**TASK TO COMPLETE:**
Every line of the records must be repeated exactly; pictures stay out.

──────────────────────────────

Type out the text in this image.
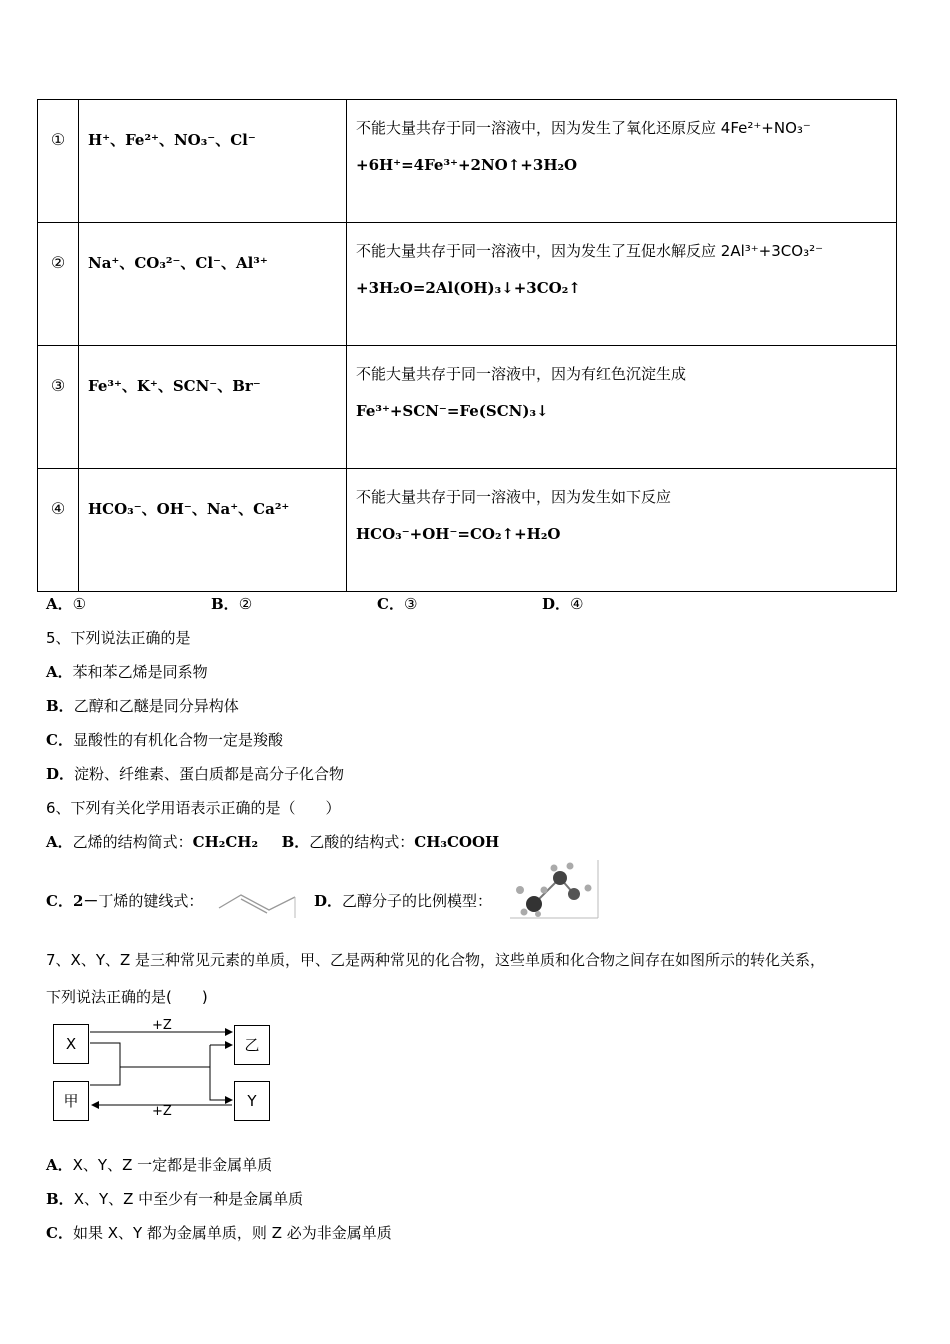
①	H⁺、Fe²⁺、NO₃⁻、Cl⁻	不能大量共存于同一溶液中，因为发生了氧化还原反应 4Fe²⁺+NO₃⁻
+6H⁺=4Fe³⁺+2NO↑+3H₂O

②	Na⁺、CO₃²⁻、Cl⁻、Al³⁺	不能大量共存于同一溶液中，因为发生了互促水解反应 2Al³⁺+3CO₃²⁻
+3H₂O=2Al(OH)₃↓+3CO₂↑

③	Fe³⁺、K⁺、SCN⁻、Br⁻	不能大量共存于同一溶液中，因为有红色沉淀生成
Fe³⁺+SCN⁻=Fe(SCN)₃↓

④	HCO₃⁻、OH⁻、Na⁺、Ca²⁺	不能大量共存于同一溶液中，因为发生如下反应
HCO₃⁻+OH⁻=CO₂↑+H₂O
A．①	B．②	C．③	D．④
5、下列说法正确的是
A．苯和苯乙烯是同系物
B．乙醇和乙醚是同分异构体
C．显酸性的有机化合物一定是羧酸
D．淀粉、纤维素、蛋白质都是高分子化合物
6、下列有关化学用语表示正确的是（　　）
A．乙烯的结构简式：CH₂CH₂ B．乙酸的结构式：CH₃COOH
C．2－丁烯的键线式：	D．乙醇分子的比例模型：
7、X、Y、Z 是三种常见元素的单质，甲、乙是两种常见的化合物，这些单质和化合物之间存在如图所示的转化关系，
下列说法正确的是(　　)
X
甲
乙
Y
+Z
+Z
A．X、Y、Z 一定都是非金属单质
B．X、Y、Z 中至少有一种是金属单质
C．如果 X、Y 都为金属单质，则 Z 必为非金属单质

──────────────────────────────

**CORRECT RESULT:**
Type out the text in this image.
①	H⁺、Fe²⁺、NO₃⁻、Cl⁻	不能大量共存于同一溶液中，因为发生了氧化还原反应 4Fe²⁺+NO₃⁻
+6H⁺=4Fe³⁺+2NO↑+3H₂O

②	Na⁺、CO₃²⁻、Cl⁻、Al³⁺	不能大量共存于同一溶液中，因为发生了互促水解反应 2Al³⁺+3CO₃²⁻
+3H₂O=2Al(OH)₃↓+3CO₂↑

③	Fe³⁺、K⁺、SCN⁻、Br⁻	不能大量共存于同一溶液中，因为有红色沉淀生成
Fe³⁺+SCN⁻=Fe(SCN)₃↓

④	HCO₃⁻、OH⁻、Na⁺、Ca²⁺	不能大量共存于同一溶液中，因为发生如下反应
HCO₃⁻+OH⁻=CO₂↑+H₂O
A．①	B．②	C．③	D．④
5、下列说法正确的是
A．苯和苯乙烯是同系物
B．乙醇和乙醚是同分异构体
C．显酸性的有机化合物一定是羧酸
D．淀粉、纤维素、蛋白质都是高分子化合物
6、下列有关化学用语表示正确的是（　　）
A．乙烯的结构简式：CH₂CH₂ B．乙酸的结构式：CH₃COOH
C．2－丁烯的键线式：	D．乙醇分子的比例模型：
7、X、Y、Z 是三种常见元素的单质，甲、乙是两种常见的化合物，这些单质和化合物之间存在如图所示的转化关系，
下列说法正确的是(　　)
X
甲
乙
Y
+Z
+Z
A．X、Y、Z 一定都是非金属单质
B．X、Y、Z 中至少有一种是金属单质
C．如果 X、Y 都为金属单质，则 Z 必为非金属单质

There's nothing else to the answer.